● **Exercise description**:
Search the listing below for "triangle". Copy each matching line.

● **Listed records**:
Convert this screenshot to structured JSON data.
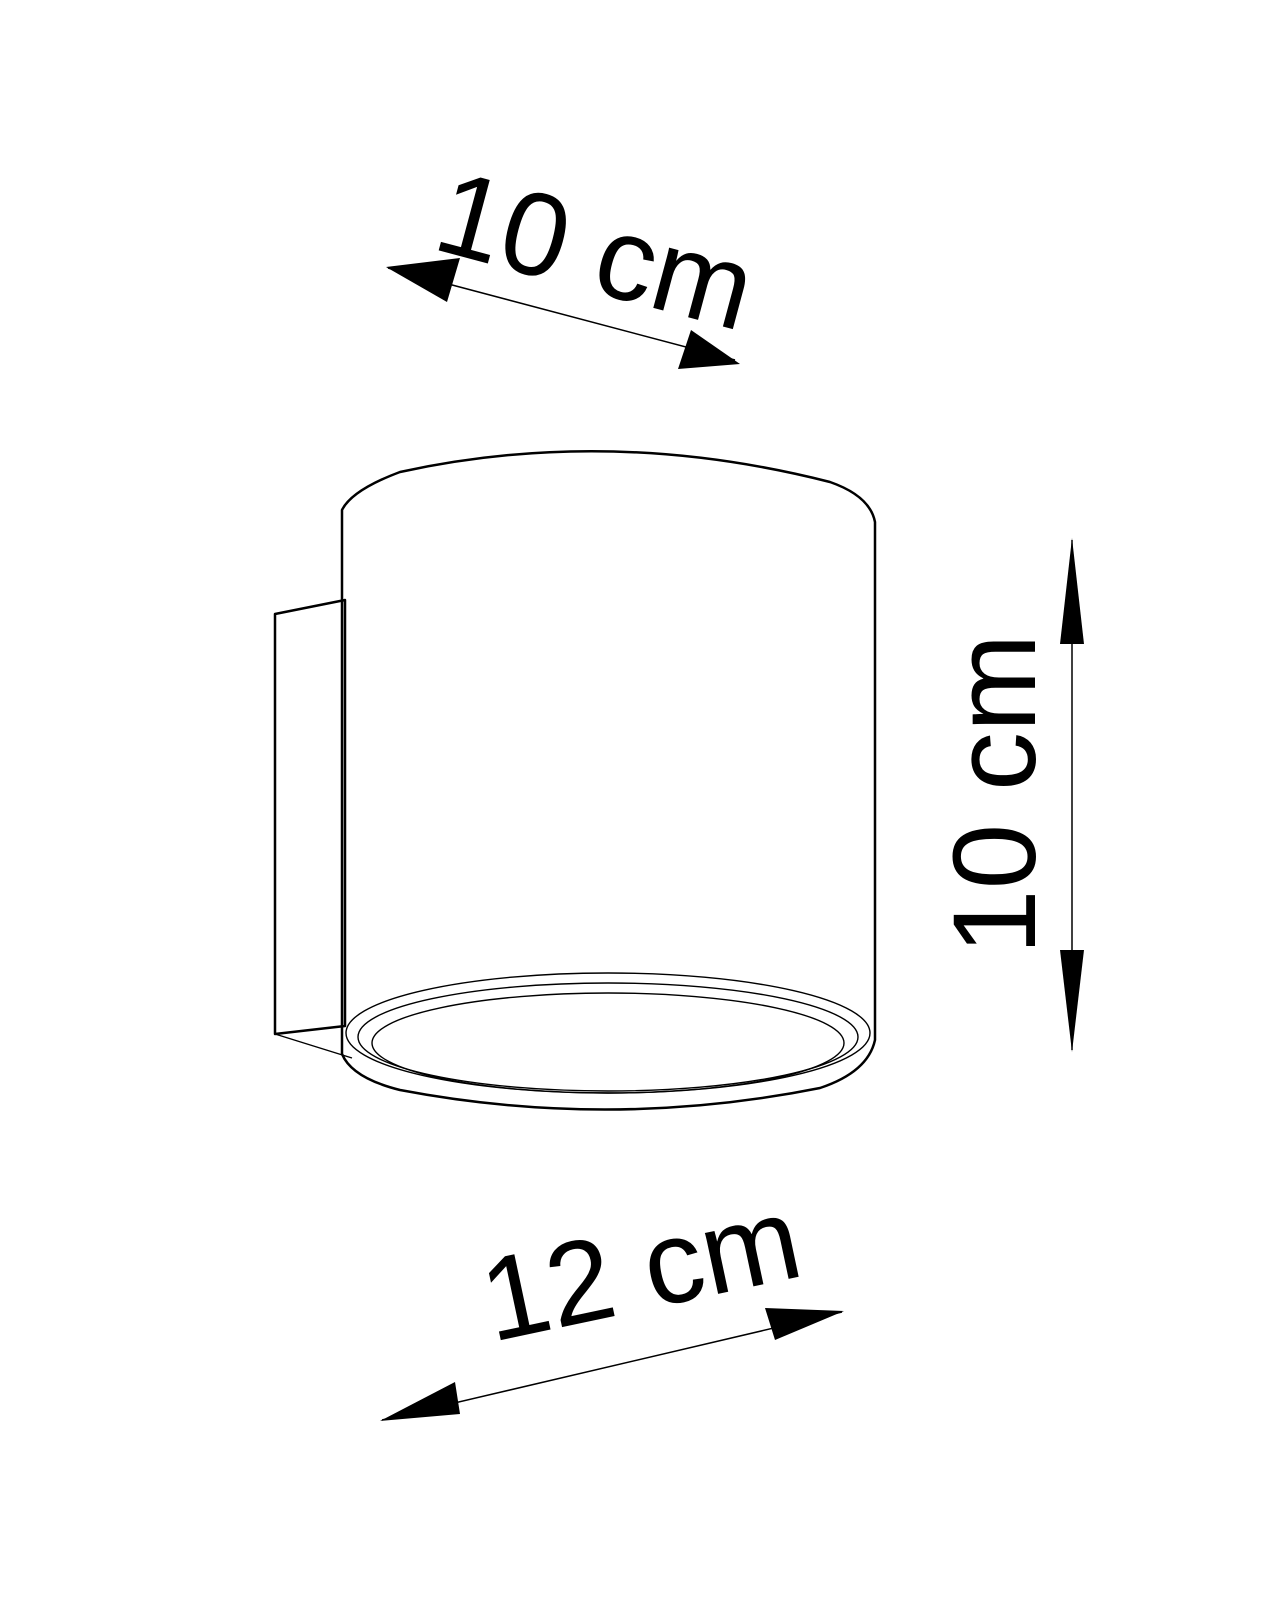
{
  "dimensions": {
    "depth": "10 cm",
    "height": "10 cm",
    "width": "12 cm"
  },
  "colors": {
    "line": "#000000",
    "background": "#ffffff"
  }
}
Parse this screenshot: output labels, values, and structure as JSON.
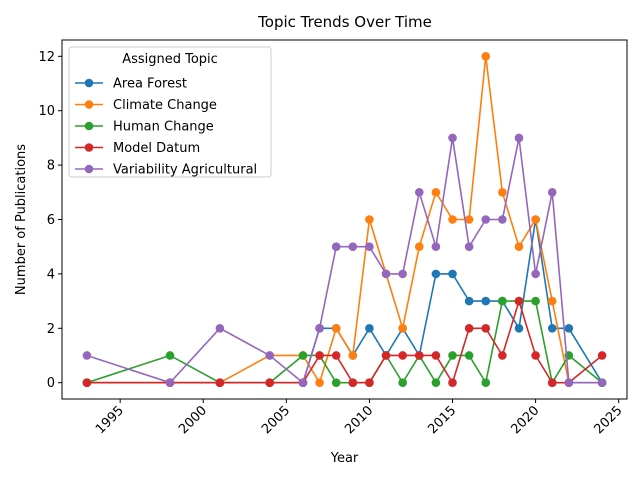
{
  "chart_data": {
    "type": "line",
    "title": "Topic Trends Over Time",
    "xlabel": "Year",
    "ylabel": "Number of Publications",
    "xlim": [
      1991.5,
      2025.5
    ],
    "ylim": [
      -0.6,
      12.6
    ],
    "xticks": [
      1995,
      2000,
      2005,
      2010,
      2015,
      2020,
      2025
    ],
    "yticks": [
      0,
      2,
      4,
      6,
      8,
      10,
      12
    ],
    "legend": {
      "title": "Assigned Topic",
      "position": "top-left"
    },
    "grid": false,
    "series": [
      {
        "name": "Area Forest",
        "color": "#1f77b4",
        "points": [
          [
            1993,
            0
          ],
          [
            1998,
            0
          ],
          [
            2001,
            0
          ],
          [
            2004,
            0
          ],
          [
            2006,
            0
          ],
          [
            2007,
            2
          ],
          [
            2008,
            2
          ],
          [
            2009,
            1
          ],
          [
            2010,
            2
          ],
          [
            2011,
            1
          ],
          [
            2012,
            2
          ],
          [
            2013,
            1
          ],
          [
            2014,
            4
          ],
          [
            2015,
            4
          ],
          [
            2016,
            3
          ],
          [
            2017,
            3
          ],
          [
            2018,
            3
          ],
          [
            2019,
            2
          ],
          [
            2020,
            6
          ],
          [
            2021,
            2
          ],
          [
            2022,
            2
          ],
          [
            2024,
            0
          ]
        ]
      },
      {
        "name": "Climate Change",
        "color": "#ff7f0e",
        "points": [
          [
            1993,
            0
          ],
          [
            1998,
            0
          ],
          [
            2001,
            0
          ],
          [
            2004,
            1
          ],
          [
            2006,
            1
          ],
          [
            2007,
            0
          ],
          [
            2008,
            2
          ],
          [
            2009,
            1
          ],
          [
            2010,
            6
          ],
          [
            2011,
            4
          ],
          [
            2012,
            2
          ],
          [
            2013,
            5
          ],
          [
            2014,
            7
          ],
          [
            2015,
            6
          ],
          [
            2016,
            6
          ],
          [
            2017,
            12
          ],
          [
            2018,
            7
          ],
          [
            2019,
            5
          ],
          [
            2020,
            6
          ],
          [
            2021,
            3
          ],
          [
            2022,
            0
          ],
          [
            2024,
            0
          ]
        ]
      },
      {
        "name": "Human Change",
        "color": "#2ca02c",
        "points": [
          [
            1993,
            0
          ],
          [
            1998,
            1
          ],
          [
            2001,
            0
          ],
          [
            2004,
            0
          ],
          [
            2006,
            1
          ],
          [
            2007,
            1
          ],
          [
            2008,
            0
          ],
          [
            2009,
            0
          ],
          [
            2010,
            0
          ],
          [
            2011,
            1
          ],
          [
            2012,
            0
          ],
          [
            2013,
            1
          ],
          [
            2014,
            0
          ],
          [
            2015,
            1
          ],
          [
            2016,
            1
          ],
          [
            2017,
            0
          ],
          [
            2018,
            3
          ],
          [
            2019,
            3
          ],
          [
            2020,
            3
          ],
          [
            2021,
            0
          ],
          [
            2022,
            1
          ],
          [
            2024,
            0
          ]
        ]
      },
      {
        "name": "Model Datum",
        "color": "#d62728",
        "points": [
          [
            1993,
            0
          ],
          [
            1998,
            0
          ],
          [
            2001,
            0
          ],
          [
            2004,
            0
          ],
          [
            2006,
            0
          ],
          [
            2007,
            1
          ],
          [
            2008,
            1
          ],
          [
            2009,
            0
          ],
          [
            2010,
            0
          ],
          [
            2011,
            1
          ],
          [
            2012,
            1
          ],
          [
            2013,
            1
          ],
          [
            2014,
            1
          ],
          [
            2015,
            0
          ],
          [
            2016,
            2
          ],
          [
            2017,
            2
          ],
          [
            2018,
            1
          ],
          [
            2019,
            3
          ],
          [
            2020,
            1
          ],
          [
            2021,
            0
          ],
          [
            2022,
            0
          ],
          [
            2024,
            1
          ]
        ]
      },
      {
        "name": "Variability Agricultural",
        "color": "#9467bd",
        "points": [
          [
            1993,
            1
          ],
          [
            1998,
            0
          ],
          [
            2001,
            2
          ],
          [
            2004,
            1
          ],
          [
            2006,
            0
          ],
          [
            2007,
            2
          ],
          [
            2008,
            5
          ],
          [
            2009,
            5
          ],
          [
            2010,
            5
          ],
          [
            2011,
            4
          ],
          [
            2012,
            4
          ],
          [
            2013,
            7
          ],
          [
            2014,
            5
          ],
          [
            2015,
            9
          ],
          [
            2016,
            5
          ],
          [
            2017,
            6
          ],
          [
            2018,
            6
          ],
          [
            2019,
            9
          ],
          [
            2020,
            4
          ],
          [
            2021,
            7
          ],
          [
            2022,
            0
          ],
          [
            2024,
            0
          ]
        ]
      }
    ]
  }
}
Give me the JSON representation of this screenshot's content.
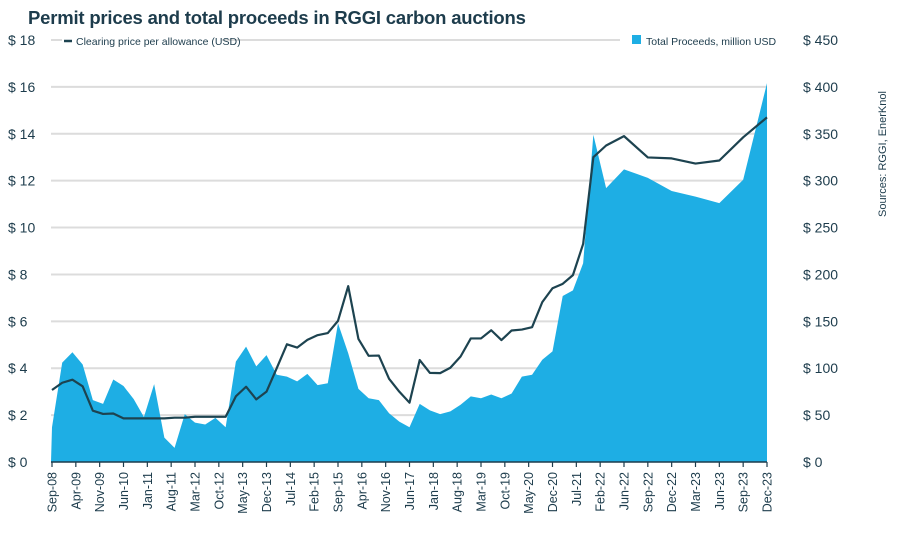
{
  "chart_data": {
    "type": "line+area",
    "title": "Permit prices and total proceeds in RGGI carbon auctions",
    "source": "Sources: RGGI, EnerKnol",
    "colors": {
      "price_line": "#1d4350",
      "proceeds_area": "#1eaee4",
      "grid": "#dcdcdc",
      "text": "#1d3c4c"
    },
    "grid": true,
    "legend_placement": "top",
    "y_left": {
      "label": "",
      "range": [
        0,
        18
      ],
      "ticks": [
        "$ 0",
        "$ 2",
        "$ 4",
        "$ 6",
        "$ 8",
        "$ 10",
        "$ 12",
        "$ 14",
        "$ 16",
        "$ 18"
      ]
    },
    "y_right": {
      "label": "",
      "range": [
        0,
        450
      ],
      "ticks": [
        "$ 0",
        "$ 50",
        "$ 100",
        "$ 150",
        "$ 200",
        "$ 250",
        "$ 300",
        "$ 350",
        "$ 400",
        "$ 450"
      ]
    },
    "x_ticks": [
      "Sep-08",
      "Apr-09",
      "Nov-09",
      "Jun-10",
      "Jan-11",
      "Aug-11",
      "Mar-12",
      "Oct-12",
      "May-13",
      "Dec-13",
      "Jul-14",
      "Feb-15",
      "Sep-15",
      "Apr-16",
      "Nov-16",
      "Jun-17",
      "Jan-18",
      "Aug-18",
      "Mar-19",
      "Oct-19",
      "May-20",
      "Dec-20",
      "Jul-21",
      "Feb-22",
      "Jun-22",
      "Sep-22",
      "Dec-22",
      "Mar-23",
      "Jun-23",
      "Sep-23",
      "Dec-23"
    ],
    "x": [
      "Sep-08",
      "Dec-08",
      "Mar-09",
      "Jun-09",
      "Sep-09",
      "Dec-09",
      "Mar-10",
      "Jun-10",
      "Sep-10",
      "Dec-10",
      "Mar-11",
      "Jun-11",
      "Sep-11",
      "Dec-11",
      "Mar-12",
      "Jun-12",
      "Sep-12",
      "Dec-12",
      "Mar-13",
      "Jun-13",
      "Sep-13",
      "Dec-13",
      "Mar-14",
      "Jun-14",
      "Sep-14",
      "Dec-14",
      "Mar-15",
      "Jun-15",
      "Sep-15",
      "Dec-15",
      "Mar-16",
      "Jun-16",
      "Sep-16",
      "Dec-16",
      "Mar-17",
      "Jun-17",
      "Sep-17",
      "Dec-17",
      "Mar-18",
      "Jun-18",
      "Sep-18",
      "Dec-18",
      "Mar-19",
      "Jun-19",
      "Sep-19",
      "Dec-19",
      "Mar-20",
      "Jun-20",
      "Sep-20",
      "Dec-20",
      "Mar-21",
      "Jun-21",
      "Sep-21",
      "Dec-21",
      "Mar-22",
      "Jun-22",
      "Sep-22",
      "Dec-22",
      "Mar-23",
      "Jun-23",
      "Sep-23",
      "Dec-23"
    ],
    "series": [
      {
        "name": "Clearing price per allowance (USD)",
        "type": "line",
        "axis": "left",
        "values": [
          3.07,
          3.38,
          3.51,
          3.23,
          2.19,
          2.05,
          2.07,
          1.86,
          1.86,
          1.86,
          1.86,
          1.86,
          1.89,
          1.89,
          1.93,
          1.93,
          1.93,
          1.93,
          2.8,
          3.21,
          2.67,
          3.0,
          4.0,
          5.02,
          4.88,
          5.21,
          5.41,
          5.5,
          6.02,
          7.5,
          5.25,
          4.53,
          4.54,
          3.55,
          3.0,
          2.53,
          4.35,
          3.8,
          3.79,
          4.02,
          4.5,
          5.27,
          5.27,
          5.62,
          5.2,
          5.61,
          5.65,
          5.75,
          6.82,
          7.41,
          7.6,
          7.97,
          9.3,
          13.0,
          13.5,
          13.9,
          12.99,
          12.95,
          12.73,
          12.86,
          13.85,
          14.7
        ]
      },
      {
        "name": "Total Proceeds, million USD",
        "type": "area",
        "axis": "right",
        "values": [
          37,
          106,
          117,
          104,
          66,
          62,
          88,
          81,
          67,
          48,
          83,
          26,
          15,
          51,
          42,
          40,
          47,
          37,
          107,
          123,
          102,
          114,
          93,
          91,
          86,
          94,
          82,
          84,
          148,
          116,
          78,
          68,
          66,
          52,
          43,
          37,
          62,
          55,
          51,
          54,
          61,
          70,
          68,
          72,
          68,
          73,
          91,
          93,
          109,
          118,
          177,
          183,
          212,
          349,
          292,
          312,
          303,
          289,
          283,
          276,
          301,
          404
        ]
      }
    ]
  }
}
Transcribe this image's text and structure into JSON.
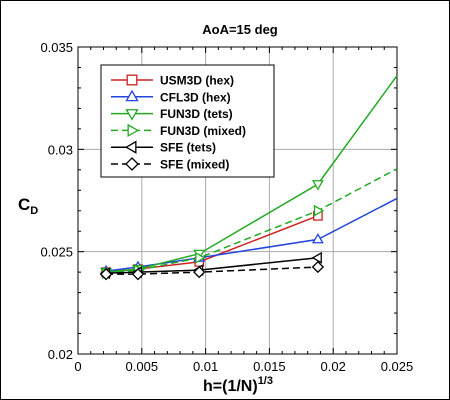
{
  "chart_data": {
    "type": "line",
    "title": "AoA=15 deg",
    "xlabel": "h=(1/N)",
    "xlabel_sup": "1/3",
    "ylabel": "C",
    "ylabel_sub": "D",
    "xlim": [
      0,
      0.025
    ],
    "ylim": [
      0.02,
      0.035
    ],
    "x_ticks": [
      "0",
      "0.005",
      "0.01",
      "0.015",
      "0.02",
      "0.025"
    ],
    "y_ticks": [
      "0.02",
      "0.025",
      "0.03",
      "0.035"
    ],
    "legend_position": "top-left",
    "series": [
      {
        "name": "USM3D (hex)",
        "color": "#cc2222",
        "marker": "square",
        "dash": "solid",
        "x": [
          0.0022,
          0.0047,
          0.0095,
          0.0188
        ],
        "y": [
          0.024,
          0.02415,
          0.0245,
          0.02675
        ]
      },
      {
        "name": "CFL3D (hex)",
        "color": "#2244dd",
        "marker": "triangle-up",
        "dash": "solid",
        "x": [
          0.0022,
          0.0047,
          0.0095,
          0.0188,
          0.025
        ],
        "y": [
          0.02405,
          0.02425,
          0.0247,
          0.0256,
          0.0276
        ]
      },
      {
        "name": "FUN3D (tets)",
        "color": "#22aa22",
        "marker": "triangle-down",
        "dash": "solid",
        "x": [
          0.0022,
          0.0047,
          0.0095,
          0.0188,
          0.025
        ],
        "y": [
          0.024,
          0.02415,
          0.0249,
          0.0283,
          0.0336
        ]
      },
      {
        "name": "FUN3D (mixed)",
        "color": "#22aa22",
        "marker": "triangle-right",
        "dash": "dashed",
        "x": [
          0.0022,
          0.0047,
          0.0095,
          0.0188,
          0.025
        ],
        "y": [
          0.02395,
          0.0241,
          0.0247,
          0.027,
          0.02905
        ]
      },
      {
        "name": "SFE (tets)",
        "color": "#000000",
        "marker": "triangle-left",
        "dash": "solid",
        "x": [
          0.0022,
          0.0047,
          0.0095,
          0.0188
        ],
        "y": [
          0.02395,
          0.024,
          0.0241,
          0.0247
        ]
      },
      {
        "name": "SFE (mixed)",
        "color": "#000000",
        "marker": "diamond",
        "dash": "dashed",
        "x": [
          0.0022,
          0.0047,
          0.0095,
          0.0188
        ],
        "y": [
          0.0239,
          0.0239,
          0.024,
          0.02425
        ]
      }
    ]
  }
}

● **Complete response**:
        "marker": "triangle-up",
        "marker": "triangle-down",
        "marker": "triangle-right",
        "marker": "triangle-left",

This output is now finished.